Given instruction
Locate each line holding the string "button" and copy it.
── Items
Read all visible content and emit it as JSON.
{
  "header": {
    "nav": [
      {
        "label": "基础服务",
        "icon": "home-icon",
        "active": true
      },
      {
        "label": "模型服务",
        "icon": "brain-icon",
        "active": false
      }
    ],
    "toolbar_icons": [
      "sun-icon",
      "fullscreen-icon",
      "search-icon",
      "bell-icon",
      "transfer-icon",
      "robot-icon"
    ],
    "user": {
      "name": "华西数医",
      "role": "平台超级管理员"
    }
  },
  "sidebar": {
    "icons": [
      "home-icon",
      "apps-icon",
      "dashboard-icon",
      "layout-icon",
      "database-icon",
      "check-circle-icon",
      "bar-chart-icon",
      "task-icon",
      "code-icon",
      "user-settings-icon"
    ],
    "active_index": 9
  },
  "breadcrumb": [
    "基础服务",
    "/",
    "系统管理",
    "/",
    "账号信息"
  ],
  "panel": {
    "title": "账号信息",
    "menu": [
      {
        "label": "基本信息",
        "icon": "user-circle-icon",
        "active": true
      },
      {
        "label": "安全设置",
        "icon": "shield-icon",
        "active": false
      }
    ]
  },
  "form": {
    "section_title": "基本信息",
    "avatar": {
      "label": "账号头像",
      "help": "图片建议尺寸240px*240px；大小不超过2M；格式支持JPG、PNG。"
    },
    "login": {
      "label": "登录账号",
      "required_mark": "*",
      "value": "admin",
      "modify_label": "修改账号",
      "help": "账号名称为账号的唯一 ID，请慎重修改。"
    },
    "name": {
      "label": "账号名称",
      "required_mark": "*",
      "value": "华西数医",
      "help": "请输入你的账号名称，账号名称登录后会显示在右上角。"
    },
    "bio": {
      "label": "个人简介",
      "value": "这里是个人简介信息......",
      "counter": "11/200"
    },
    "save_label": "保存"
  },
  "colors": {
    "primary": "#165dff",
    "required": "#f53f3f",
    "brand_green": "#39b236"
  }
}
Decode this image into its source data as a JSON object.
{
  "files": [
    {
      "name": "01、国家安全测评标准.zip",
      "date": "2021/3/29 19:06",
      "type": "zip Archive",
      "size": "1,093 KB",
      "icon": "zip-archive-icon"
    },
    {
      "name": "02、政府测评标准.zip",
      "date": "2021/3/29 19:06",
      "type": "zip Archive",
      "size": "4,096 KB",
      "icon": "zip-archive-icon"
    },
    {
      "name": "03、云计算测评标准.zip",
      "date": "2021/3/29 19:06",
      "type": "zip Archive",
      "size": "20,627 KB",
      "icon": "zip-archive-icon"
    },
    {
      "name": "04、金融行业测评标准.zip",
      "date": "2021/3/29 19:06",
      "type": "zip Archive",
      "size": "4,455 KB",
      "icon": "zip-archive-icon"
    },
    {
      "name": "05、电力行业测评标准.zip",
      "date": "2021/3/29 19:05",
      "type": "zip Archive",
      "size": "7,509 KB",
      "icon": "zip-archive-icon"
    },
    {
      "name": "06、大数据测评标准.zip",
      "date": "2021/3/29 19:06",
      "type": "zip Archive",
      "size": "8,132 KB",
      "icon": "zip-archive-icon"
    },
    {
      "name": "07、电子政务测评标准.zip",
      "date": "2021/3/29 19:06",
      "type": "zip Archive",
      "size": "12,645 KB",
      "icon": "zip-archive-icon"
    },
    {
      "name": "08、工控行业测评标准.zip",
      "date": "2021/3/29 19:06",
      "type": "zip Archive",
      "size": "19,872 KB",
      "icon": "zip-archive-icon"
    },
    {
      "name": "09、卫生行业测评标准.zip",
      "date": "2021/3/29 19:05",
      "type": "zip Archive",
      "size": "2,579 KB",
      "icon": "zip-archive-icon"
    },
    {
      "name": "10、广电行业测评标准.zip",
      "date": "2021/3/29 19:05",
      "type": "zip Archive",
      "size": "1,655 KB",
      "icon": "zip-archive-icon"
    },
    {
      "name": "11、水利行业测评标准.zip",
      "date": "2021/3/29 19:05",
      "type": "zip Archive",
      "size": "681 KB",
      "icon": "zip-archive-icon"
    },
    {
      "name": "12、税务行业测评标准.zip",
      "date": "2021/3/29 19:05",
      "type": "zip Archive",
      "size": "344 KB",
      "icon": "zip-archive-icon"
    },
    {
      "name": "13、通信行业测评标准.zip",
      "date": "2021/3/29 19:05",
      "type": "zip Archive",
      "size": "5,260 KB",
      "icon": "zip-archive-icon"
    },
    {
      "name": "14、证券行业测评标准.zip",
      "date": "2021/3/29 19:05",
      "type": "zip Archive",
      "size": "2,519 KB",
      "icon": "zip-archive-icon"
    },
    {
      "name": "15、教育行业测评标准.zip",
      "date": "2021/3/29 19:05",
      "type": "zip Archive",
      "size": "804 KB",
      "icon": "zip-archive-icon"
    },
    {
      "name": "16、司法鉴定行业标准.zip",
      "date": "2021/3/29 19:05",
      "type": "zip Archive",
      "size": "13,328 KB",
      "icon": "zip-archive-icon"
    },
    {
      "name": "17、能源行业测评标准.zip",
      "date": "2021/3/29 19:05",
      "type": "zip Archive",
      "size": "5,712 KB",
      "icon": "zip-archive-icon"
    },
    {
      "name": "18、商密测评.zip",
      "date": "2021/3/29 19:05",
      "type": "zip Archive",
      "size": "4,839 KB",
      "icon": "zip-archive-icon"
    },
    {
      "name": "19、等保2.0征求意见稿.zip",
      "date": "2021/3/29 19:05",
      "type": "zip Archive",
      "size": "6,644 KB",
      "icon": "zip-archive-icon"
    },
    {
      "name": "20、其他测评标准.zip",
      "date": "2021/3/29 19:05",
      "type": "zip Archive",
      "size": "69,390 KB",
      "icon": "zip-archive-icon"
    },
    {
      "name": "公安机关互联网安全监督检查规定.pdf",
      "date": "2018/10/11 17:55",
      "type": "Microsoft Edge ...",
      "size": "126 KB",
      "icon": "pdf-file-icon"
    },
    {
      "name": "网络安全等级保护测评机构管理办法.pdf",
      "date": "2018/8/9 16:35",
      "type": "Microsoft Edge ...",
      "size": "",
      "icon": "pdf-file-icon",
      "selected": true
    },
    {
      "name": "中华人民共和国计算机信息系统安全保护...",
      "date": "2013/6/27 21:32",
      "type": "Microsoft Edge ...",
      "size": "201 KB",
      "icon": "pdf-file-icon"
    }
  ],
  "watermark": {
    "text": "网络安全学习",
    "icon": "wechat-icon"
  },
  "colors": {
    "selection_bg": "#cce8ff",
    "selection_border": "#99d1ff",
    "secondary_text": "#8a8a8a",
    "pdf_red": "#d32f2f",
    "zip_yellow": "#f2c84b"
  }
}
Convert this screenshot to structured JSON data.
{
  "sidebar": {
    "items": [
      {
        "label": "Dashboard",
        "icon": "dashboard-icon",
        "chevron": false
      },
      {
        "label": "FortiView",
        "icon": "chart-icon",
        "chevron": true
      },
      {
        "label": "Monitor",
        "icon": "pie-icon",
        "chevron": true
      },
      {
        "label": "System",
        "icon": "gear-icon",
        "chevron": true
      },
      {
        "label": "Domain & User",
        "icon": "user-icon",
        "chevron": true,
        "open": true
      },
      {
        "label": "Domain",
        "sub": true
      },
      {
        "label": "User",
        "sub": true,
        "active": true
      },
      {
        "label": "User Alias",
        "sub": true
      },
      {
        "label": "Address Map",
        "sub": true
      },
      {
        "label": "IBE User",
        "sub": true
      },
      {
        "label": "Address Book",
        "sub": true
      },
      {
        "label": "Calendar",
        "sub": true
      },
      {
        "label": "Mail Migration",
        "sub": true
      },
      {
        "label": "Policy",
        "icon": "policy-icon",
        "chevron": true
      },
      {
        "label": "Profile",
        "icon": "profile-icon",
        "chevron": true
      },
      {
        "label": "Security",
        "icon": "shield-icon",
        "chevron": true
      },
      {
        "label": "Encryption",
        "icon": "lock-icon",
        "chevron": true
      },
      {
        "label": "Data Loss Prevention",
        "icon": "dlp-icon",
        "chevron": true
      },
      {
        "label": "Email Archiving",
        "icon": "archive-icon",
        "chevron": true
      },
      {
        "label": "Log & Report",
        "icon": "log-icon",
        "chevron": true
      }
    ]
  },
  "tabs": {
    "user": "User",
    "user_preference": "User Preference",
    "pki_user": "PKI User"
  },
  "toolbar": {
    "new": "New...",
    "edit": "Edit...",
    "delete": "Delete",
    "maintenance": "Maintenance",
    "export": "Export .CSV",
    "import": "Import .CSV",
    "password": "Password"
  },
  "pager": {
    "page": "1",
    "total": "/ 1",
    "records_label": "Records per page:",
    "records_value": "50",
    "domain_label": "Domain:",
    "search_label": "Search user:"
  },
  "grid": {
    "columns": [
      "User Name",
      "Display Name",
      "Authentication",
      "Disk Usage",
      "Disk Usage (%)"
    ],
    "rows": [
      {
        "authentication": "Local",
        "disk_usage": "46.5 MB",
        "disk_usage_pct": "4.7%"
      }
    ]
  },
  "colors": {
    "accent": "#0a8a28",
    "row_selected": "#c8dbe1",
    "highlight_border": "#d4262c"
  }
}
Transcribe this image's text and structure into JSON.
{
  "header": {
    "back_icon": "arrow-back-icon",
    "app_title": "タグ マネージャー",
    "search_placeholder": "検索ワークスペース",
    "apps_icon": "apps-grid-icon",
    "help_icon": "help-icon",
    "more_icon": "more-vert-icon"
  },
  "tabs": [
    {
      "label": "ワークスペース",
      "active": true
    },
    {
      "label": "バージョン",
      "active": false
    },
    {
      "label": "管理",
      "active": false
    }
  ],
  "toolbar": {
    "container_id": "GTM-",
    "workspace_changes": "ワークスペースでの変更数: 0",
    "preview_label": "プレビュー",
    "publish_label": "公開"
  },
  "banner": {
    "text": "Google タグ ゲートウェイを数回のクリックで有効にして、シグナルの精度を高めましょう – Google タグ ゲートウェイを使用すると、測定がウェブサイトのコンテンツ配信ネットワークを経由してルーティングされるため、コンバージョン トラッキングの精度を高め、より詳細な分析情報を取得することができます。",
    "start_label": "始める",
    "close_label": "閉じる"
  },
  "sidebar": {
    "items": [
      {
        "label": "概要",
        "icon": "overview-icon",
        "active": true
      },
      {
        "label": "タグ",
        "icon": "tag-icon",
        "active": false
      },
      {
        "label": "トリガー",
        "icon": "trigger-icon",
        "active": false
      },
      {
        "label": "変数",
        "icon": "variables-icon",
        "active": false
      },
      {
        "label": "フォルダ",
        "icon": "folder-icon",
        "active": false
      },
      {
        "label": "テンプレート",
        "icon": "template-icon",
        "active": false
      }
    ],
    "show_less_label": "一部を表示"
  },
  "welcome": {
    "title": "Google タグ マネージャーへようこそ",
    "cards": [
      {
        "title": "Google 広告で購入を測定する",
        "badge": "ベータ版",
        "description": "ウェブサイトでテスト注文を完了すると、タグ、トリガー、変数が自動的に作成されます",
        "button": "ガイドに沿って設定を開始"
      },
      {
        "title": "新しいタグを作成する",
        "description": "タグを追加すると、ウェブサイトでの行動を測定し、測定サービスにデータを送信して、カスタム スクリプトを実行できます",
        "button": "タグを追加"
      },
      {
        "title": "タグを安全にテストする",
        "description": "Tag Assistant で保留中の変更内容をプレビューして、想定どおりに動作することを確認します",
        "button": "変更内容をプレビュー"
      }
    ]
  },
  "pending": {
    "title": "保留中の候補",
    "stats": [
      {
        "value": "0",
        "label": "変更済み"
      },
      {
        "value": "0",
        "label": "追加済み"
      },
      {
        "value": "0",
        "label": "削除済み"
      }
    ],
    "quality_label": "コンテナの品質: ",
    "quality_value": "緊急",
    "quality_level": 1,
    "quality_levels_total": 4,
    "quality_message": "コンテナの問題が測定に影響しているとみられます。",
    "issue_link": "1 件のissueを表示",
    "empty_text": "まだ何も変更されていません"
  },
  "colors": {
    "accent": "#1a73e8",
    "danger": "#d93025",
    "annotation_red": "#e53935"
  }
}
────
Exercise solution
        "button": "ガイドに沿って設定を開始"
        "button": "タグを追加"
        "button": "変更内容をプレビュー"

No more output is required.